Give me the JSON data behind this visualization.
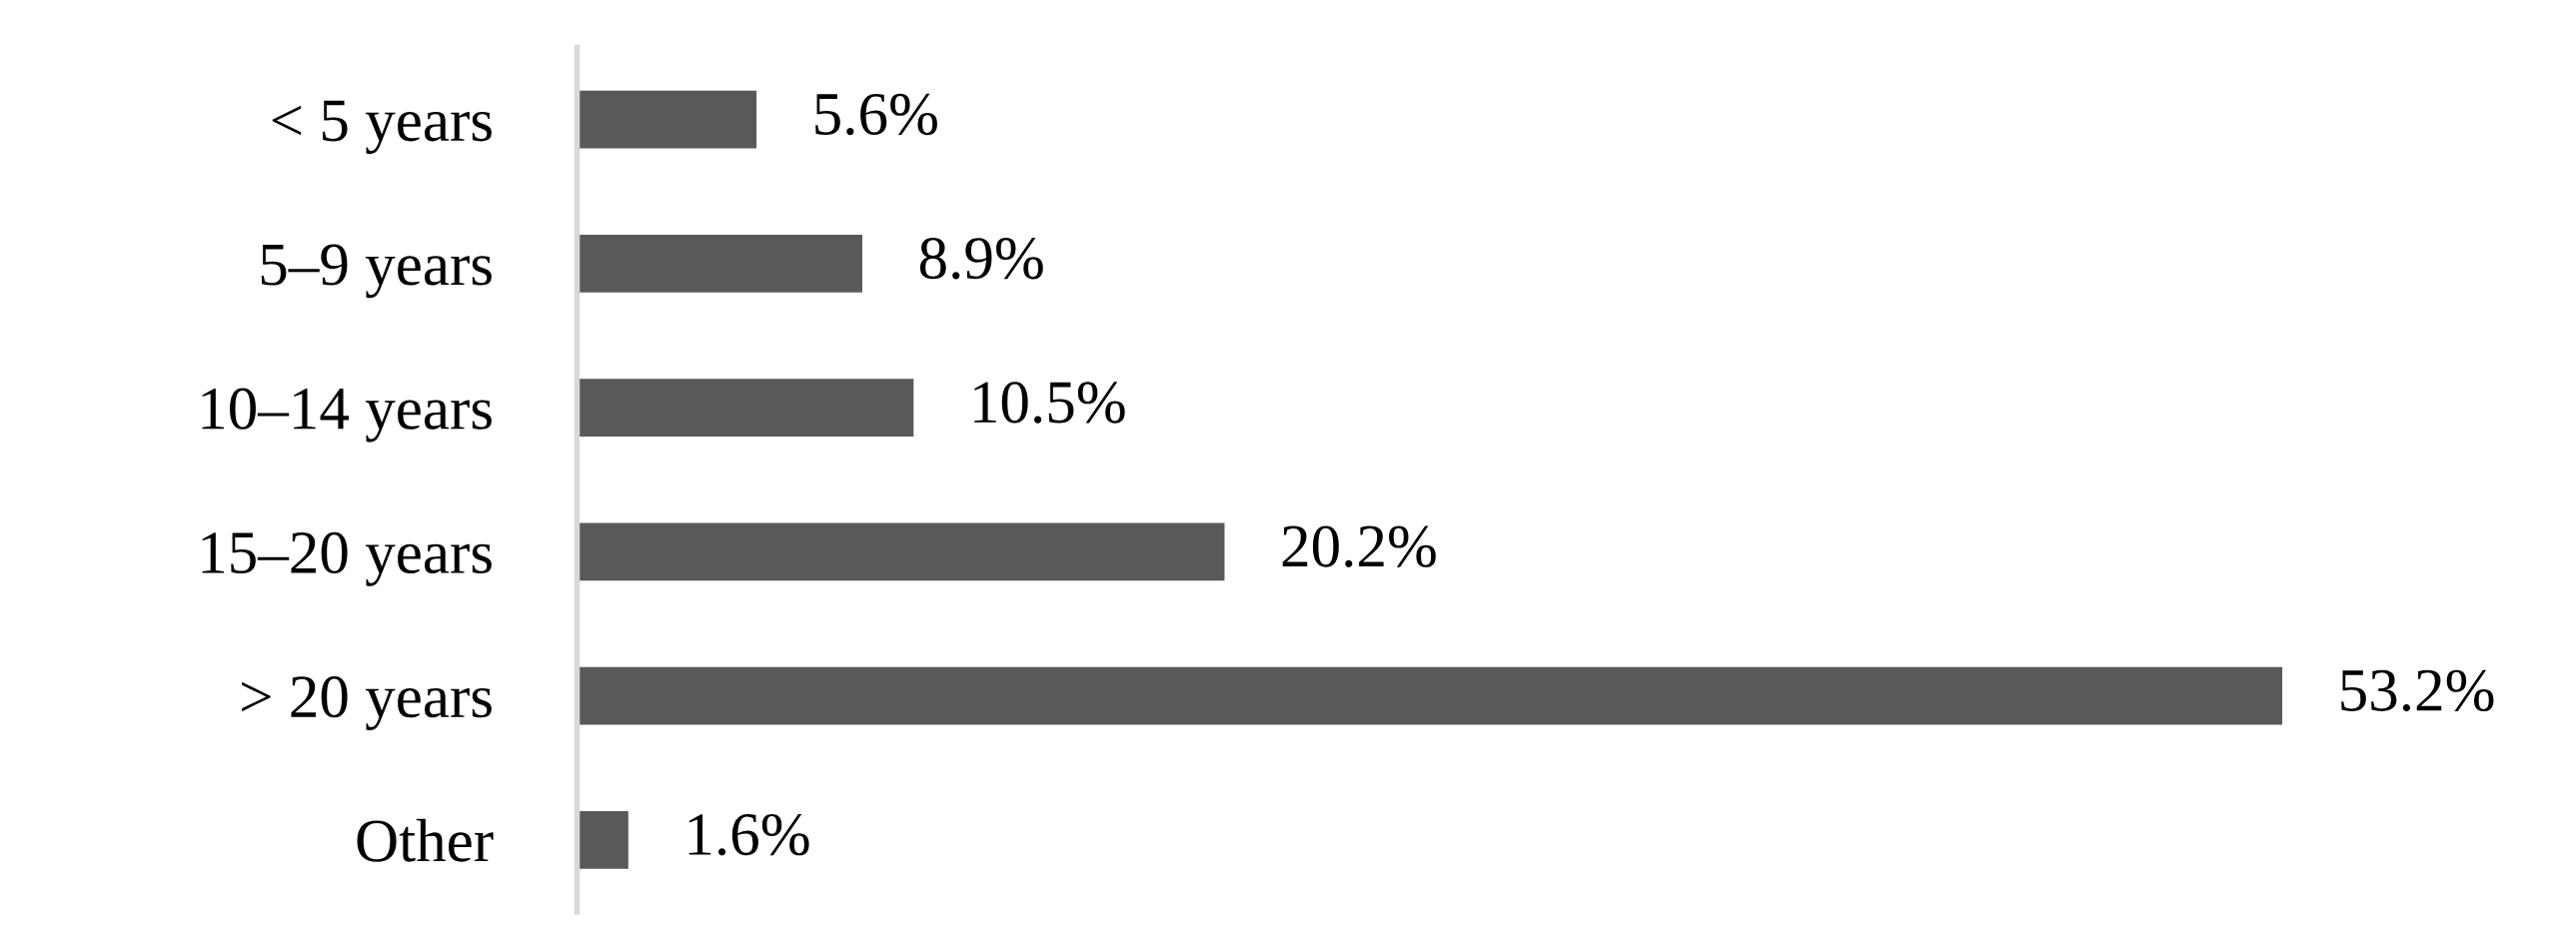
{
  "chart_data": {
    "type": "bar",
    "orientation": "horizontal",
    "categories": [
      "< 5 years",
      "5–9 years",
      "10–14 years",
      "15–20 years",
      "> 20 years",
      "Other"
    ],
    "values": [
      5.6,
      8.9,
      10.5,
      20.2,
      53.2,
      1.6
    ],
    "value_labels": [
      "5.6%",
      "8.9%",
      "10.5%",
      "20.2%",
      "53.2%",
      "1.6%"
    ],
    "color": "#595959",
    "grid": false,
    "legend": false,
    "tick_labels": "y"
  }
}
┄┄┄┄┄┄┄┄┄┄┄┄┄┄┄┄┄┄┄┄
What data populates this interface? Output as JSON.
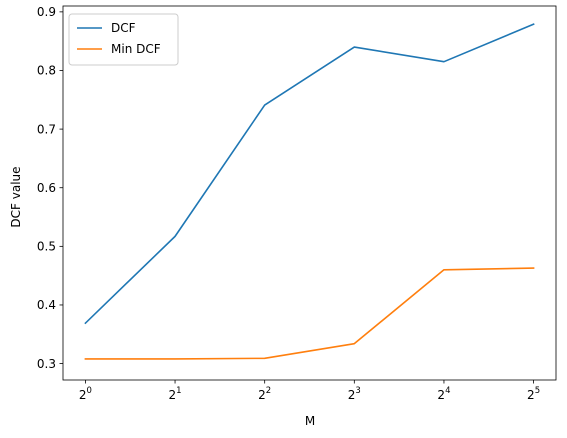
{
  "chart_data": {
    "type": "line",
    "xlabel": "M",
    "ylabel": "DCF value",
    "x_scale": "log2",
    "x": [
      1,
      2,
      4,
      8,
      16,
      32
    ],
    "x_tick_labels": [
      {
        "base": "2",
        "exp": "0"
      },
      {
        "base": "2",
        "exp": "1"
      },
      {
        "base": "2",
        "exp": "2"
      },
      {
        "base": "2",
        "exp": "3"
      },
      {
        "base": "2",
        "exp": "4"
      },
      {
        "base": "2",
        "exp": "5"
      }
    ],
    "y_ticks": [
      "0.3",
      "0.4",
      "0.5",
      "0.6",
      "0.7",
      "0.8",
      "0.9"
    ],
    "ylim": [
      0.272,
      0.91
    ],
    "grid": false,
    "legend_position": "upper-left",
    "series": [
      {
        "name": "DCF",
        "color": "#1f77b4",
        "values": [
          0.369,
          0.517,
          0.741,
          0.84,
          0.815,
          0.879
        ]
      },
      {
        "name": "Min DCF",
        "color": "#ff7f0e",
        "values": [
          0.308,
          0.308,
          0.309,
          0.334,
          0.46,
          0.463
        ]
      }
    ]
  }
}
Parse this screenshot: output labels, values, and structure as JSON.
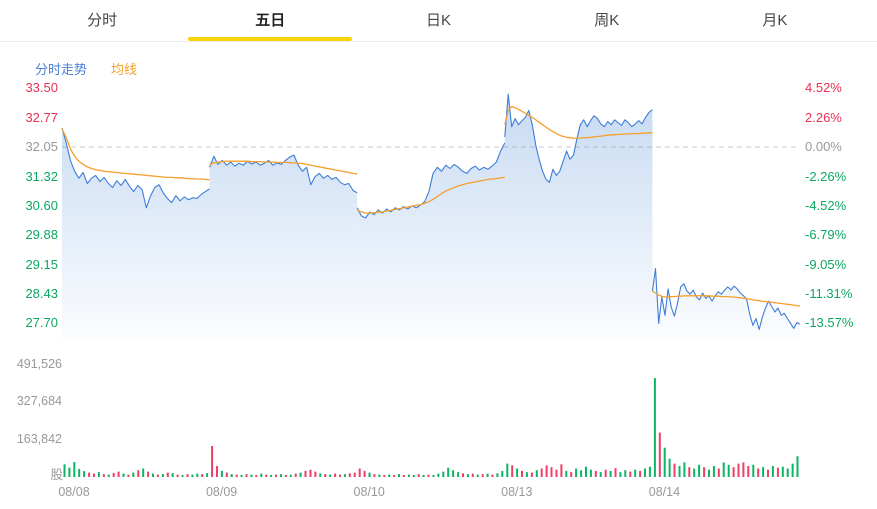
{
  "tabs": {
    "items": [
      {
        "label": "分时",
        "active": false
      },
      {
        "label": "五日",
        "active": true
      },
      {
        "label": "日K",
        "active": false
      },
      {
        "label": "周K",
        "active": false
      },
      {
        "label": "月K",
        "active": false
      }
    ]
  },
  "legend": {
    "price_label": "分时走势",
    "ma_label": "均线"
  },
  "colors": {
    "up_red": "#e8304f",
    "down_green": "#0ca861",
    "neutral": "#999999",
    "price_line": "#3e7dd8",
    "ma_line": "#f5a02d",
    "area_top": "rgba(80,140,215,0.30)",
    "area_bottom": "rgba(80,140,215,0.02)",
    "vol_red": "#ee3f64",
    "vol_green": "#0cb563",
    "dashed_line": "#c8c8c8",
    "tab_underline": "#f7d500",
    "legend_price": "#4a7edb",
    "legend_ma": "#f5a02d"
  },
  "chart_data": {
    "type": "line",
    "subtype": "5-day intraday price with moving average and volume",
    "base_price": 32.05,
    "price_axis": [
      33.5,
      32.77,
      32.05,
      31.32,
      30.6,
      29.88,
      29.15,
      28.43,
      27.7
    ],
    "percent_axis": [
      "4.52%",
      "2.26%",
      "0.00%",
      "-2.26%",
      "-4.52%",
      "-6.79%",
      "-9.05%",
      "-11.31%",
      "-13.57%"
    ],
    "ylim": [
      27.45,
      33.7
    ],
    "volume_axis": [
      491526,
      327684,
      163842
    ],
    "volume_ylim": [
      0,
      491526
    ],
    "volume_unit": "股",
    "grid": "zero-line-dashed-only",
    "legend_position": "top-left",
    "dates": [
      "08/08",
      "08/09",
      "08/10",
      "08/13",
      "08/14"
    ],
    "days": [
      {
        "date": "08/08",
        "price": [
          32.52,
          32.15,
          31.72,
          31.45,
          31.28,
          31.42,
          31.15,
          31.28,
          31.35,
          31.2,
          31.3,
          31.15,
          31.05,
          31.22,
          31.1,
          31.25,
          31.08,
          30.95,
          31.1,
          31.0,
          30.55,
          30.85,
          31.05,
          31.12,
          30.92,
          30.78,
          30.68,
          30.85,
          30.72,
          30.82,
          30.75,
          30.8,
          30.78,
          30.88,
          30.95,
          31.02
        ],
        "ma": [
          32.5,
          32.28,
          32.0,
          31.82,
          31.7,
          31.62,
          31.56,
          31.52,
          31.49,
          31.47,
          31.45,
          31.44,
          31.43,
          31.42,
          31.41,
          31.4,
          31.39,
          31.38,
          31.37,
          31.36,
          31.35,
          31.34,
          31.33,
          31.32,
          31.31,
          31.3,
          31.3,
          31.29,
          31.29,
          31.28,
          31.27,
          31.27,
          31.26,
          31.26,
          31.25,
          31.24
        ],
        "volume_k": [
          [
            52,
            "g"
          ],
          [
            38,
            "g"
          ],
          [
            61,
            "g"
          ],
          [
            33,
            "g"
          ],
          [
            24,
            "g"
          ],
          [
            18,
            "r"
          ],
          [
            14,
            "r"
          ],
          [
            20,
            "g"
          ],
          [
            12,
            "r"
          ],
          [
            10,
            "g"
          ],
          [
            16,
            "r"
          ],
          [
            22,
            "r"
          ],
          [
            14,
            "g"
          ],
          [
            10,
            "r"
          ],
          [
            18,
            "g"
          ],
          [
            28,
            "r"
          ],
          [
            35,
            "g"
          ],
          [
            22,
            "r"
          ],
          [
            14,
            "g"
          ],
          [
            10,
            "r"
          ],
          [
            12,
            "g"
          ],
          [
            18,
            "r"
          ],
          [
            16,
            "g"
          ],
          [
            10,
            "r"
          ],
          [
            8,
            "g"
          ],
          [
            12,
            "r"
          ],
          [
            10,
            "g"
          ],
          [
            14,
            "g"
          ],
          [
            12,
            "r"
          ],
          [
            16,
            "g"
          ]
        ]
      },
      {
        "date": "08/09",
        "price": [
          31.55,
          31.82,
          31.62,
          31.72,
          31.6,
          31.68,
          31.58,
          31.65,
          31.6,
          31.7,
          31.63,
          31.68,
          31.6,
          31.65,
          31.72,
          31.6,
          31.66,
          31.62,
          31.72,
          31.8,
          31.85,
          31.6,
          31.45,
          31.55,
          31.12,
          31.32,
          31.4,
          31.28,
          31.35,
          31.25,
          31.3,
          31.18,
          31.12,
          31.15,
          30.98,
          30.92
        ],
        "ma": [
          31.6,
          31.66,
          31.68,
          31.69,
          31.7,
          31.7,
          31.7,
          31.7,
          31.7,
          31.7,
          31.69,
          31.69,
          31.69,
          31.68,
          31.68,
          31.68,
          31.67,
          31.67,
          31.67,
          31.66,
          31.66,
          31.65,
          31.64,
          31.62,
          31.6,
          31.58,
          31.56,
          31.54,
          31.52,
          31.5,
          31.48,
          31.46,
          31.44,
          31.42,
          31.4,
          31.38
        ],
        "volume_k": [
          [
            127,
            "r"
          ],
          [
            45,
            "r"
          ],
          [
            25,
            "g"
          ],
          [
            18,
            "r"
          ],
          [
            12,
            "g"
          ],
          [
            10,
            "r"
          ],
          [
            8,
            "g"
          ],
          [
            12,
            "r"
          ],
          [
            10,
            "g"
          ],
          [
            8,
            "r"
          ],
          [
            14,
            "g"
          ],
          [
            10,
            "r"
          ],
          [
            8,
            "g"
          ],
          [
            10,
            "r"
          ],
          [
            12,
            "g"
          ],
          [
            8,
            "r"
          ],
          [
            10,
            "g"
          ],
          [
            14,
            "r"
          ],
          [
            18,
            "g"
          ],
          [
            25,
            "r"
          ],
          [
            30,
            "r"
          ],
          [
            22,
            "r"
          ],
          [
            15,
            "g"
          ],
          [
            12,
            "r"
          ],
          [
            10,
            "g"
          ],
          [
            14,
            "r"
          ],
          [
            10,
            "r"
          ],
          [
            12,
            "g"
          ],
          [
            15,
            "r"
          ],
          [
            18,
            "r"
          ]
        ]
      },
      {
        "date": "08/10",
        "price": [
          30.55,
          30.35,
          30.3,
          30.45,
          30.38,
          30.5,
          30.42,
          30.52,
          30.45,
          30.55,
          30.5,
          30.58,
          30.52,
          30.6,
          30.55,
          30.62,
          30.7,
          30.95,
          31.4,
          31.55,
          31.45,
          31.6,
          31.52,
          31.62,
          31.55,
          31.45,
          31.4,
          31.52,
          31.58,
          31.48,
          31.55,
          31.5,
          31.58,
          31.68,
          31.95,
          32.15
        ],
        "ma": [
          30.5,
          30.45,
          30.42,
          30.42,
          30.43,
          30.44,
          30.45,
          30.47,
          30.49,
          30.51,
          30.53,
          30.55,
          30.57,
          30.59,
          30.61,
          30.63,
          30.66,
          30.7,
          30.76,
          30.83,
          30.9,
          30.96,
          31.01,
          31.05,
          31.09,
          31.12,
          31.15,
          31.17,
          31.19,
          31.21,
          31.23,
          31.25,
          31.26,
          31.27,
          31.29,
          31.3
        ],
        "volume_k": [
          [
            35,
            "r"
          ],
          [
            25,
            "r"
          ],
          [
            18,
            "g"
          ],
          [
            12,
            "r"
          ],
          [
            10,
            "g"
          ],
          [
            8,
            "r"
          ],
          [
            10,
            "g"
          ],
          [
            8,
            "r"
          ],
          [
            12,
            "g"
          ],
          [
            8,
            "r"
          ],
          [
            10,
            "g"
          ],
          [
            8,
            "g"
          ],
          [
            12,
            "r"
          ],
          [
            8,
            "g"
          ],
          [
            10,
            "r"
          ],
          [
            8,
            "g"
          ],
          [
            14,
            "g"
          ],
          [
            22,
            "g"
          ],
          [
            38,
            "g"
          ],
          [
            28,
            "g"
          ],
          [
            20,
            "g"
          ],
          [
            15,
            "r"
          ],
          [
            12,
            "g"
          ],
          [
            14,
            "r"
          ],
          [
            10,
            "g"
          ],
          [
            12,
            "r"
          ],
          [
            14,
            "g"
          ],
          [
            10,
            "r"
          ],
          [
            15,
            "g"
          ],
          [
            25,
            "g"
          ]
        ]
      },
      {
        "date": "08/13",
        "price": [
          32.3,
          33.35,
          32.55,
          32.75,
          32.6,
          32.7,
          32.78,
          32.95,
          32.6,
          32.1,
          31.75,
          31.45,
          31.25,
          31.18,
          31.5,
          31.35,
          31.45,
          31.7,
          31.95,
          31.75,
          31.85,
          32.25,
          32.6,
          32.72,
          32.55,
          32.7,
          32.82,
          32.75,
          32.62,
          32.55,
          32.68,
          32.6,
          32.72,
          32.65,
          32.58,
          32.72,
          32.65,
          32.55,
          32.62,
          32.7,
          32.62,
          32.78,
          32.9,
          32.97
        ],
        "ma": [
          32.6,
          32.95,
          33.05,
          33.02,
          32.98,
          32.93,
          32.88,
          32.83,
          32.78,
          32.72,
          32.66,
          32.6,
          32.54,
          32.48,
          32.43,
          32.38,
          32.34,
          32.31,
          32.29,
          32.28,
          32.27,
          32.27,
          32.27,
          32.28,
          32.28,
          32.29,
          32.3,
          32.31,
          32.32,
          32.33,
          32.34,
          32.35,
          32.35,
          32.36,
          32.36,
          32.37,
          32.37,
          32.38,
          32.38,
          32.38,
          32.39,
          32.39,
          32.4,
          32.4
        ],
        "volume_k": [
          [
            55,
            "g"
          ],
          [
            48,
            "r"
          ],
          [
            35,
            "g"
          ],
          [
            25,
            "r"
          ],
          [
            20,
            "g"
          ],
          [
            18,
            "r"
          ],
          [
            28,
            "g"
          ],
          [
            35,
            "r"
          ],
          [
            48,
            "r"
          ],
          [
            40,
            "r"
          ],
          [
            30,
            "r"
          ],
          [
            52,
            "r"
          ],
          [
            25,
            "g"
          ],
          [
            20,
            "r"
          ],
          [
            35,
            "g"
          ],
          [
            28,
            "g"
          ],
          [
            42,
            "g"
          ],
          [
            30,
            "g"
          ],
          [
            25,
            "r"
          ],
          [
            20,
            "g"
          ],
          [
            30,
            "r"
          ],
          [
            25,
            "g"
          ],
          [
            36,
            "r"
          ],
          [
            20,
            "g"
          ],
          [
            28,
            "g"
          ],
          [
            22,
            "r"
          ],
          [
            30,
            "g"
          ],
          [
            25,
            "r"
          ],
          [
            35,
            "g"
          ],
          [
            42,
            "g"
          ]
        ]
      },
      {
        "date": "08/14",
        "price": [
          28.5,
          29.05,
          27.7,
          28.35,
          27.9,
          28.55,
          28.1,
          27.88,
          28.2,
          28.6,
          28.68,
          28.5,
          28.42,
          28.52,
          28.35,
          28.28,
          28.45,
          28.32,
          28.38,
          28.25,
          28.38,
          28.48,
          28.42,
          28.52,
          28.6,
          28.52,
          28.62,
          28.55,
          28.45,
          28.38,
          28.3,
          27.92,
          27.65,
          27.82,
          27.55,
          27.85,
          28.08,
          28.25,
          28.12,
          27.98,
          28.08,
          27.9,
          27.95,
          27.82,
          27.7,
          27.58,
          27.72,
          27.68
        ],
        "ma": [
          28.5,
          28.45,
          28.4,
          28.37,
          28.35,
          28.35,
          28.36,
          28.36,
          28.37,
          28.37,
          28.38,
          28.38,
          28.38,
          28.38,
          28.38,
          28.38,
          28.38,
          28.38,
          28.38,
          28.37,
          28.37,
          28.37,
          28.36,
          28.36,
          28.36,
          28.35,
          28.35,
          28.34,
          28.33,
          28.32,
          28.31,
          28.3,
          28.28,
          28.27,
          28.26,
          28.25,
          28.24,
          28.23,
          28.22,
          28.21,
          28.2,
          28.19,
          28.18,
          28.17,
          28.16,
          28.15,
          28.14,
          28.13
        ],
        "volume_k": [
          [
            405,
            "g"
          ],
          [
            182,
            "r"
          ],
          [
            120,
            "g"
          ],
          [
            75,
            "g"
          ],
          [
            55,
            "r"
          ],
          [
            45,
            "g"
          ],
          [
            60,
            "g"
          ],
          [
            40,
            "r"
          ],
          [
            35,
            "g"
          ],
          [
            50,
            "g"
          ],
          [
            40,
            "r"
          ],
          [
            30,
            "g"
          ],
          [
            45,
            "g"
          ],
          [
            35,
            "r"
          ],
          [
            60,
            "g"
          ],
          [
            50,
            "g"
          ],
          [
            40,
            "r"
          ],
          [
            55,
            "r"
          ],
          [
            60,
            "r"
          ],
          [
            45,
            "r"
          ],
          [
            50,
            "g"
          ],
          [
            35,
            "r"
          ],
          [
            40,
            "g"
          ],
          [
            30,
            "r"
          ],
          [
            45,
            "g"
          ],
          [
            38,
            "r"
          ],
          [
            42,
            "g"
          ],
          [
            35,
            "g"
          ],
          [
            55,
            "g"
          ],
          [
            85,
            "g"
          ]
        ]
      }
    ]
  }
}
┄┄┄┄┄┄┄┄┄┄┄┄┄┄┄┄┄┄┄┄
WORK INSTRUCTIONS.
Report how many lines of the records above contain the word "rgba", giving only the number.

EXERCISE ANSWER.
2